▶ _Task statement_
Your task is to extract every line from the material below exactly.

▶ _Data for this exercise_
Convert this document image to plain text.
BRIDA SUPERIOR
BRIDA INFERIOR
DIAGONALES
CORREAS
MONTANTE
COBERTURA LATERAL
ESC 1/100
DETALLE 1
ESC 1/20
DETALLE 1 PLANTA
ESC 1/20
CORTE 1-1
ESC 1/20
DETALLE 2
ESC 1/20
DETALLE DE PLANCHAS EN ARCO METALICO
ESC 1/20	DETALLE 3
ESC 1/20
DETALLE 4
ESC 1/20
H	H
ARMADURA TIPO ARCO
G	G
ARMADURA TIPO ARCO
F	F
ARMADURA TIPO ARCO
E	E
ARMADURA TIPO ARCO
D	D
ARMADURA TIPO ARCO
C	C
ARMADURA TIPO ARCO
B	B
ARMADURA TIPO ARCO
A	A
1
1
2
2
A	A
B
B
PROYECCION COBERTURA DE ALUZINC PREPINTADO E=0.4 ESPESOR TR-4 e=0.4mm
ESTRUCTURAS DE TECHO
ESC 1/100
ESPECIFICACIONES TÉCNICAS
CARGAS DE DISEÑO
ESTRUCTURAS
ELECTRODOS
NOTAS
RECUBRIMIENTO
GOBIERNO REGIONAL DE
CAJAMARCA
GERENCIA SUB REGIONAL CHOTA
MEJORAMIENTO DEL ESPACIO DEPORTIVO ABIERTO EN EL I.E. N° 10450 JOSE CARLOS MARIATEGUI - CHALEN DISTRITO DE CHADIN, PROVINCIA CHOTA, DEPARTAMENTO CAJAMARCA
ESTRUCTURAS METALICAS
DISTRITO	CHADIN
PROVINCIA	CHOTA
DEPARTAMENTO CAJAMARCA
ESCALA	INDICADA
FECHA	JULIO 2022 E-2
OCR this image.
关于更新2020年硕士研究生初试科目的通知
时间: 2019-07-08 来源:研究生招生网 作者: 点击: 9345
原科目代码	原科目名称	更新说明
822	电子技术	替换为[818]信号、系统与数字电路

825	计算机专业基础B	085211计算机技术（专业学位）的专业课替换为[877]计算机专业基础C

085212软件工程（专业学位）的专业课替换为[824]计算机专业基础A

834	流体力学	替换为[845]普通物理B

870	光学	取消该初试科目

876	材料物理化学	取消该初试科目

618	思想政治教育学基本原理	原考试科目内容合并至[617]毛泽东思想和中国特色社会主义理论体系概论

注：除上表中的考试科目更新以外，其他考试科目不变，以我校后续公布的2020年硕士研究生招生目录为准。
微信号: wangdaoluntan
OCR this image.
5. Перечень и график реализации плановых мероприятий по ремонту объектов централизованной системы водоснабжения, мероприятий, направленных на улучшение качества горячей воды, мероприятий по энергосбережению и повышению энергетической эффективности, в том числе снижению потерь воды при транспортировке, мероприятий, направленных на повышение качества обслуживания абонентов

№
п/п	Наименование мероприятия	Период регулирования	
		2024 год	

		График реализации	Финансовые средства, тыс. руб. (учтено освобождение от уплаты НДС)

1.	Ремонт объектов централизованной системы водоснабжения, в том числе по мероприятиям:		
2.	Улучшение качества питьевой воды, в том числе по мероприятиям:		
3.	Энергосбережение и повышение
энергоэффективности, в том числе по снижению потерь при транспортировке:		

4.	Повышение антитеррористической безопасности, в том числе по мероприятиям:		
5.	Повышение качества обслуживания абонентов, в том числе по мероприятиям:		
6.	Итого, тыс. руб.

▶ _Task solution_
Convert this document image to plain text.
BRIDA SUPERIOR
BRIDA INFERIOR
DIAGONALES
CORREAS
MONTANTE
COBERTURA LATERAL
ESC 1/100
DETALLE 1
ESC 1/20
DETALLE 1 PLANTA
ESC 1/20
CORTE 1-1
ESC 1/20
DETALLE 2
ESC 1/20
DETALLE DE PLANCHAS EN ARCO METALICO
ESC 1/20	DETALLE 3
ESC 1/20
DETALLE 4
ESC 1/20
H	H
ARMADURA TIPO ARCO
G	G
ARMADURA TIPO ARCO
F	F
ARMADURA TIPO ARCO
E	E
ARMADURA TIPO ARCO
D	D
ARMADURA TIPO ARCO
C	C
ARMADURA TIPO ARCO
B	B
ARMADURA TIPO ARCO
A	A
1
1
2
2
A	A
B
B
PROYECCION COBERTURA DE ALUZINC PREPINTADO E=0.4 ESPESOR TR-4 e=0.4mm
ESTRUCTURAS DE TECHO
ESC 1/100
ESPECIFICACIONES TÉCNICAS
CARGAS DE DISEÑO
ESTRUCTURAS
ELECTRODOS
NOTAS
RECUBRIMIENTO
GOBIERNO REGIONAL DE
CAJAMARCA
GERENCIA SUB REGIONAL CHOTA
MEJORAMIENTO DEL ESPACIO DEPORTIVO ABIERTO EN EL I.E. N° 10450 JOSE CARLOS MARIATEGUI - CHALEN DISTRITO DE CHADIN, PROVINCIA CHOTA, DEPARTAMENTO CAJAMARCA
ESTRUCTURAS METALICAS
DISTRITO	CHADIN
PROVINCIA	CHOTA
DEPARTAMENTO CAJAMARCA
ESCALA	INDICADA
FECHA	JULIO 2022 E-2
OCR this image.
关于更新2020年硕士研究生初试科目的通知
时间: 2019-07-08 来源:研究生招生网 作者: 点击: 9345
原科目代码	原科目名称	更新说明
822	电子技术	替换为[818]信号、系统与数字电路

825	计算机专业基础B	085211计算机技术（专业学位）的专业课替换为[877]计算机专业基础C

085212软件工程（专业学位）的专业课替换为[824]计算机专业基础A

834	流体力学	替换为[845]普通物理B

870	光学	取消该初试科目

876	材料物理化学	取消该初试科目

618	思想政治教育学基本原理	原考试科目内容合并至[617]毛泽东思想和中国特色社会主义理论体系概论

注：除上表中的考试科目更新以外，其他考试科目不变，以我校后续公布的2020年硕士研究生招生目录为准。
微信号: wangdaoluntan
OCR this image.
5. Перечень и график реализации плановых мероприятий по ремонту объектов централизованной системы водоснабжения, мероприятий, направленных на улучшение качества горячей воды, мероприятий по энергосбережению и повышению энергетической эффективности, в том числе снижению потерь воды при транспортировке, мероприятий, направленных на повышение качества обслуживания абонентов

№
п/п	Наименование мероприятия	Период регулирования	
		2024 год	

		График реализации	Финансовые средства, тыс. руб. (учтено освобождение от уплаты НДС)

1.	Ремонт объектов централизованной системы водоснабжения, в том числе по мероприятиям:		
2.	Улучшение качества питьевой воды, в том числе по мероприятиям:		
3.	Энергосбережение и повышение
энергоэффективности, в том числе по снижению потерь при транспортировке:		

4.	Повышение антитеррористической безопасности, в том числе по мероприятиям:		
5.	Повышение качества обслуживания абонентов, в том числе по мероприятиям:		
6.	Итого, тыс. руб.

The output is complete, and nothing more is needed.